**DATASET ENTRIES**:
::::::::::

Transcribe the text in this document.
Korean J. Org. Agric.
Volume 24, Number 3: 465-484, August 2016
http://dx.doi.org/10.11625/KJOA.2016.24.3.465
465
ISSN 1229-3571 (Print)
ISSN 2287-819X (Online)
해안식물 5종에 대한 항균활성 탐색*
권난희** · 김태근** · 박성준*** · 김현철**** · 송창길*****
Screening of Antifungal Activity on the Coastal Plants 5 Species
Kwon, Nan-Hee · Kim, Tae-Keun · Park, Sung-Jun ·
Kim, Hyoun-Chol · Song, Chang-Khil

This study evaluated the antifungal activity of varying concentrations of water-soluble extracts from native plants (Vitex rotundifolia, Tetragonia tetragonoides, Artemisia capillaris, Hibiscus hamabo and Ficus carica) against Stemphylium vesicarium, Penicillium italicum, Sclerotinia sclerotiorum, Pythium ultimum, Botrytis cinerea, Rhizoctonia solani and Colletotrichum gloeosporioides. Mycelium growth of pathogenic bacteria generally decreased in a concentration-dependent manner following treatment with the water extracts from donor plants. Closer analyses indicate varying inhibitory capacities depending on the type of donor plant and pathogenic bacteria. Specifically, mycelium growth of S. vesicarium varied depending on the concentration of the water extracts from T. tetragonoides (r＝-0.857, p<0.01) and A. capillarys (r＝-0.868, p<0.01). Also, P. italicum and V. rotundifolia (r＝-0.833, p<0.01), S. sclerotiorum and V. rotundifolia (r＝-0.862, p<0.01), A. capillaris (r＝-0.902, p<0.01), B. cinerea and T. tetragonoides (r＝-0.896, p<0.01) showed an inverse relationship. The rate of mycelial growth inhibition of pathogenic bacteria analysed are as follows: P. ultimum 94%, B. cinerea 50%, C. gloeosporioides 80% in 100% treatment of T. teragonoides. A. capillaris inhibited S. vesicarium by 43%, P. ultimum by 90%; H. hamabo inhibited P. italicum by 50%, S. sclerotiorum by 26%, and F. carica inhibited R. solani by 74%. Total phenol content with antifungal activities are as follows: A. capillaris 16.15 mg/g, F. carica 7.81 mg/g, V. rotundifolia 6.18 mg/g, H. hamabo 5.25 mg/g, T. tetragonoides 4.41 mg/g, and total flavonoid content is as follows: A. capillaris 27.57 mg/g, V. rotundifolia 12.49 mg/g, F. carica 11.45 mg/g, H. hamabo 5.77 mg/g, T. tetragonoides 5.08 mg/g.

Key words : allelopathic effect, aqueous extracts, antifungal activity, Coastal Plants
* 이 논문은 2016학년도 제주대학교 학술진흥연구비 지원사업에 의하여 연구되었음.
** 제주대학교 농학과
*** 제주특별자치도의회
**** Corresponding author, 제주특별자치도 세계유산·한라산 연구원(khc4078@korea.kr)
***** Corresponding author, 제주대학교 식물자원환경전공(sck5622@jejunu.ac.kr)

::::::::::

**PROBLEM STATEMENT**: Repeat the whole listing exactly, line for line.

**ANSWER TO THIS PROBLEM**:
Transcribe the text in this document.
Korean J. Org. Agric.
Volume 24, Number 3: 465-484, August 2016
http://dx.doi.org/10.11625/KJOA.2016.24.3.465
465
ISSN 1229-3571 (Print)
ISSN 2287-819X (Online)
해안식물 5종에 대한 항균활성 탐색*
권난희** · 김태근** · 박성준*** · 김현철**** · 송창길*****
Screening of Antifungal Activity on the Coastal Plants 5 Species
Kwon, Nan-Hee · Kim, Tae-Keun · Park, Sung-Jun ·
Kim, Hyoun-Chol · Song, Chang-Khil

This study evaluated the antifungal activity of varying concentrations of water-soluble extracts from native plants (Vitex rotundifolia, Tetragonia tetragonoides, Artemisia capillaris, Hibiscus hamabo and Ficus carica) against Stemphylium vesicarium, Penicillium italicum, Sclerotinia sclerotiorum, Pythium ultimum, Botrytis cinerea, Rhizoctonia solani and Colletotrichum gloeosporioides. Mycelium growth of pathogenic bacteria generally decreased in a concentration-dependent manner following treatment with the water extracts from donor plants. Closer analyses indicate varying inhibitory capacities depending on the type of donor plant and pathogenic bacteria. Specifically, mycelium growth of S. vesicarium varied depending on the concentration of the water extracts from T. tetragonoides (r＝-0.857, p<0.01) and A. capillarys (r＝-0.868, p<0.01). Also, P. italicum and V. rotundifolia (r＝-0.833, p<0.01), S. sclerotiorum and V. rotundifolia (r＝-0.862, p<0.01), A. capillaris (r＝-0.902, p<0.01), B. cinerea and T. tetragonoides (r＝-0.896, p<0.01) showed an inverse relationship. The rate of mycelial growth inhibition of pathogenic bacteria analysed are as follows: P. ultimum 94%, B. cinerea 50%, C. gloeosporioides 80% in 100% treatment of T. teragonoides. A. capillaris inhibited S. vesicarium by 43%, P. ultimum by 90%; H. hamabo inhibited P. italicum by 50%, S. sclerotiorum by 26%, and F. carica inhibited R. solani by 74%. Total phenol content with antifungal activities are as follows: A. capillaris 16.15 mg/g, F. carica 7.81 mg/g, V. rotundifolia 6.18 mg/g, H. hamabo 5.25 mg/g, T. tetragonoides 4.41 mg/g, and total flavonoid content is as follows: A. capillaris 27.57 mg/g, V. rotundifolia 12.49 mg/g, F. carica 11.45 mg/g, H. hamabo 5.77 mg/g, T. tetragonoides 5.08 mg/g.

Key words : allelopathic effect, aqueous extracts, antifungal activity, Coastal Plants
* 이 논문은 2016학년도 제주대학교 학술진흥연구비 지원사업에 의하여 연구되었음.
** 제주대학교 농학과
*** 제주특별자치도의회
**** Corresponding author, 제주특별자치도 세계유산·한라산 연구원(khc4078@korea.kr)
***** Corresponding author, 제주대학교 식물자원환경전공(sck5622@jejunu.ac.kr)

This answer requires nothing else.